Exercise instructions
From the listing below, extract every line in which the word "亿蒲式耳" appears.
┌─ Data for this exercise
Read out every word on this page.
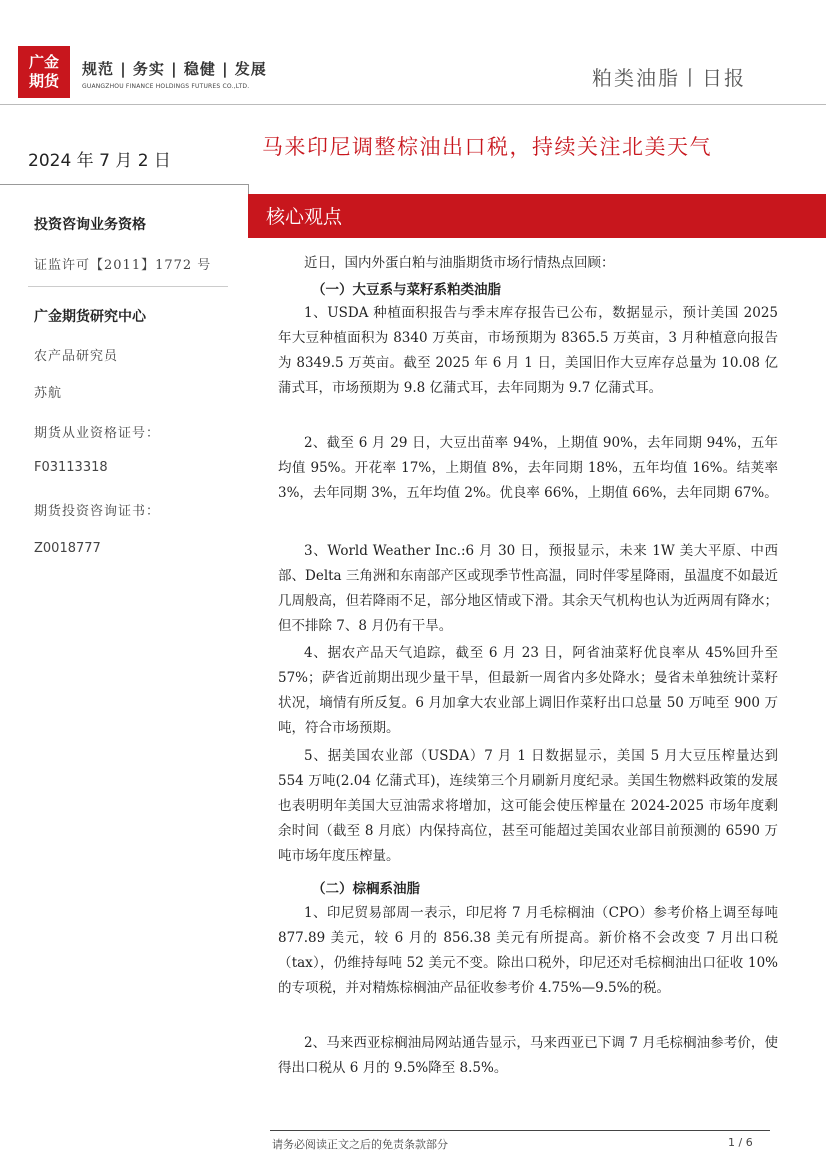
广金
期货
规范 | 务实 | 稳健 | 发展
GUANGZHOU FINANCE HOLDINGS FUTURES CO.,LTD.	粕类油脂丨日报
2024 年 7 月 2 日
马来印尼调整棕油出口税，持续关注北美天气
投资咨询业务资格
证监许可【2011】1772 号
广金期货研究中心
农产品研究员
苏航
期货从业资格证号：
F03113318
期货投资咨询证书：
Z0018777
核心观点

近日，国内外蛋白粕与油脂期货市场行情热点回顾：

（一）大豆系与菜籽系粕类油脂

1、USDA 种植面积报告与季末库存报告已公布，数据显示，预计美国 2025 年大豆种植面积为 8340 万英亩，市场预期为 8365.5 万英亩，3 月种植意向报告为 8349.5 万英亩。截至 2025 年 6 月 1 日，美国旧作大豆库存总量为 10.08 亿蒲式耳，市场预期为 9.8 亿蒲式耳，去年同期为 9.7 亿蒲式耳。

2、截至 6 月 29 日，大豆出苗率 94%，上期值 90%，去年同期 94%，五年均值 95%。开花率 17%，上期值 8%，去年同期 18%，五年均值 16%。结荚率 3%，去年同期 3%，五年均值 2%。优良率 66%，上期值 66%，去年同期 67%。

3、World Weather Inc.:6 月 30 日，预报显示，未来 1W 美大平原、中西部、Delta 三角洲和东南部产区或现季节性高温，同时伴零星降雨，虽温度不如最近几周般高，但若降雨不足，部分地区情或下滑。其余天气机构也认为近两周有降水；但不排除 7、8 月仍有干旱。

4、据农产品天气追踪，截至 6 月 23 日，阿省油菜籽优良率从 45%回升至 57%；萨省近前期出现少量干旱，但最新一周省内多处降水；曼省未单独统计菜籽状况，墒情有所反复。6 月加拿大农业部上调旧作菜籽出口总量 50 万吨至 900 万吨，符合市场预期。

5、据美国农业部（USDA）7 月 1 日数据显示，美国 5 月大豆压榨量达到 554 万吨(2.04 亿蒲式耳)，连续第三个月刷新月度纪录。美国生物燃料政策的发展也表明明年美国大豆油需求将增加，这可能会使压榨量在 2024-2025 市场年度剩余时间（截至 8 月底）内保持高位，甚至可能超过美国农业部目前预测的 6590 万吨市场年度压榨量。

（二）棕榈系油脂

1、印尼贸易部周一表示，印尼将 7 月毛棕榈油（CPO）参考价格上调至每吨 877.89 美元，较 6 月的 856.38 美元有所提高。新价格不会改变 7 月出口税（tax），仍维持每吨 52 美元不变。除出口税外，印尼还对毛棕榈油出口征收 10%的专项税，并对精炼棕榈油产品征收参考价 4.75%—9.5%的税。

2、马来西亚棕榈油局网站通告显示，马来西亚已下调 7 月毛棕榈油参考价，使得出口税从 6 月的 9.5%降至 8.5%。

请务必阅读正文之后的免责条款部分	1 / 6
└─
Problem solution
1、USDA 种植面积报告与季末库存报告已公布，数据显示，预计美国 2025 年大豆种植面积为 8340 万英亩，市场预期为 8365.5 万英亩，3 月种植意向报告为 8349.5 万英亩。截至 2025 年 6 月 1 日，美国旧作大豆库存总量为 10.08 亿蒲式耳，市场预期为 9.8 亿蒲式耳，去年同期为 9.7 亿蒲式耳。
5、据美国农业部（USDA）7 月 1 日数据显示，美国 5 月大豆压榨量达到 554 万吨(2.04 亿蒲式耳)，连续第三个月刷新月度纪录。美国生物燃料政策的发展也表明明年美国大豆油需求将增加，这可能会使压榨量在 2024-2025 市场年度剩余时间（截至 8 月底）内保持高位，甚至可能超过美国农业部目前预测的 6590 万吨市场年度压榨量。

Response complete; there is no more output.